REQUIREMENT — Each entry below must be repeated exactly, with pictures left out.

○ ○ ○ ○ ○ ○ ○

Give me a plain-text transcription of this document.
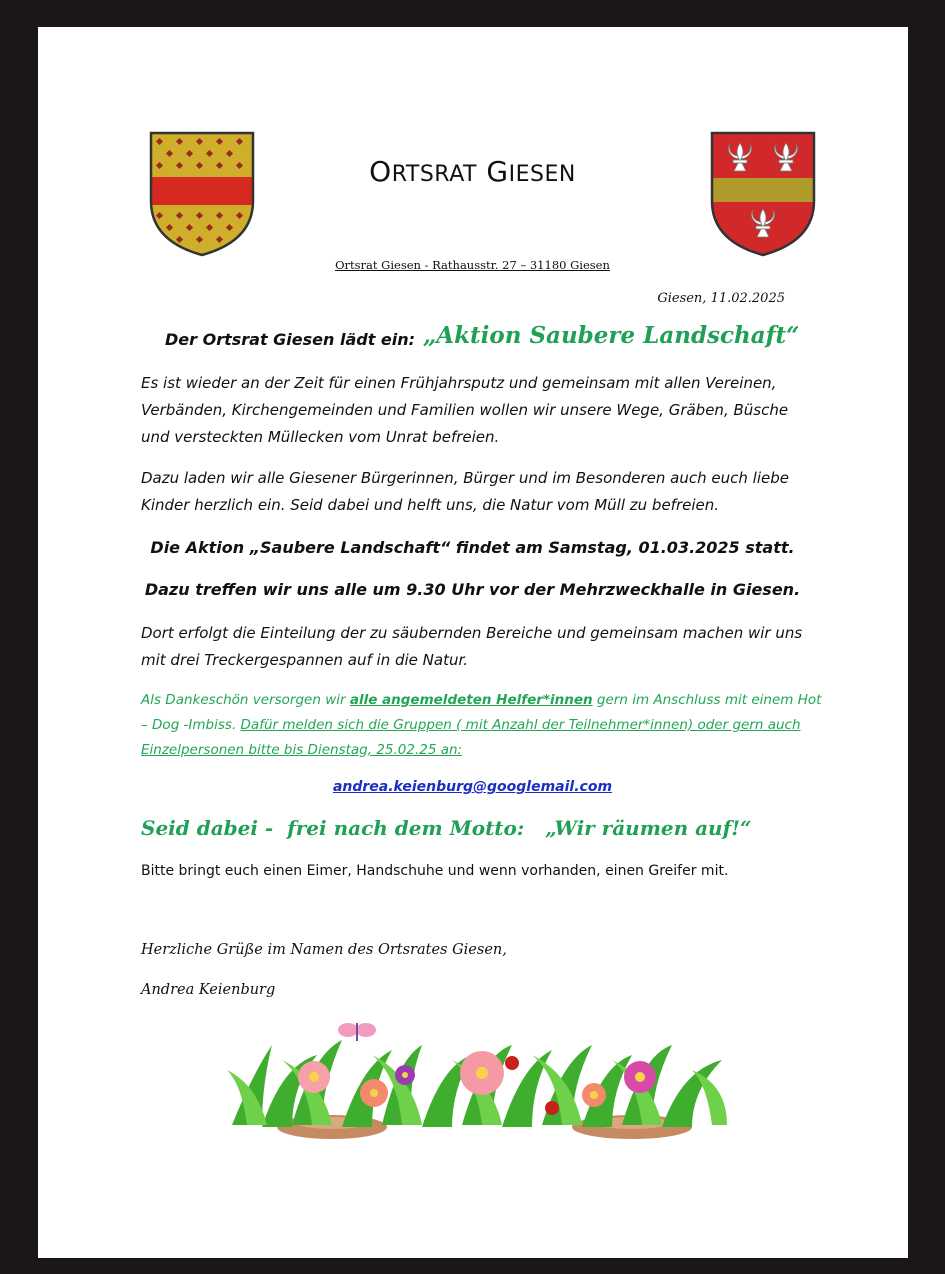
ORTSRAT GIESEN
Ortsrat Giesen - Rathausstr. 27 – 31180 Giesen
Giesen, 11.02.2025
Der Ortsrat Giesen lädt ein: „Aktion Saubere Landschaft“
Es ist wieder an der Zeit für einen Frühjahrsputz und gemeinsam mit allen Vereinen, Verbänden, Kirchengemeinden und Familien wollen wir unsere Wege, Gräben, Büsche und versteckten Müllecken vom Unrat befreien.
Dazu laden wir alle Giesener Bürgerinnen, Bürger und im Besonderen auch euch liebe Kinder herzlich ein. Seid dabei und helft uns, die Natur vom Müll zu befreien.
Die Aktion „Saubere Landschaft“ findet am Samstag, 01.03.2025 statt.
Dazu treffen wir uns alle um 9.30 Uhr vor der Mehrzweckhalle in Giesen.
Dort erfolgt die Einteilung der zu säubernden Bereiche und gemeinsam machen wir uns mit drei Treckergespannen auf in die Natur.
Als Dankeschön versorgen wir alle angemeldeten Helfer*innen gern im Anschluss mit einem Hot – Dog -Imbiss. Dafür melden sich die Gruppen ( mit Anzahl der Teilnehmer*innen) oder gern auch Einzelpersonen bitte bis Dienstag, 25.02.25 an:
andrea.keienburg@googlemail.com
Seid dabei -  frei nach dem Motto:   „Wir räumen auf!“
Bitte bringt euch einen Eimer, Handschuhe und wenn vorhanden, einen Greifer mit.
Herzliche Grüße im Namen des Ortsrates Giesen,
Andrea Keienburg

○ ○ ○ ○ ○ ○ ○

TASK OUTPUT —
Give me a plain-text transcription of this document.
ORTSRAT GIESEN
Ortsrat Giesen - Rathausstr. 27 – 31180 Giesen
Giesen, 11.02.2025
Der Ortsrat Giesen lädt ein: „Aktion Saubere Landschaft“
Es ist wieder an der Zeit für einen Frühjahrsputz und gemeinsam mit allen Vereinen, Verbänden, Kirchengemeinden und Familien wollen wir unsere Wege, Gräben, Büsche und versteckten Müllecken vom Unrat befreien.
Dazu laden wir alle Giesener Bürgerinnen, Bürger und im Besonderen auch euch liebe Kinder herzlich ein. Seid dabei und helft uns, die Natur vom Müll zu befreien.
Die Aktion „Saubere Landschaft“ findet am Samstag, 01.03.2025 statt.
Dazu treffen wir uns alle um 9.30 Uhr vor der Mehrzweckhalle in Giesen.
Dort erfolgt die Einteilung der zu säubernden Bereiche und gemeinsam machen wir uns mit drei Treckergespannen auf in die Natur.
Als Dankeschön versorgen wir alle angemeldeten Helfer*innen gern im Anschluss mit einem Hot – Dog -Imbiss. Dafür melden sich die Gruppen ( mit Anzahl der Teilnehmer*innen) oder gern auch Einzelpersonen bitte bis Dienstag, 25.02.25 an:
andrea.keienburg@googlemail.com
Seid dabei -  frei nach dem Motto:   „Wir räumen auf!“
Bitte bringt euch einen Eimer, Handschuhe und wenn vorhanden, einen Greifer mit.
Herzliche Grüße im Namen des Ortsrates Giesen,
Andrea Keienburg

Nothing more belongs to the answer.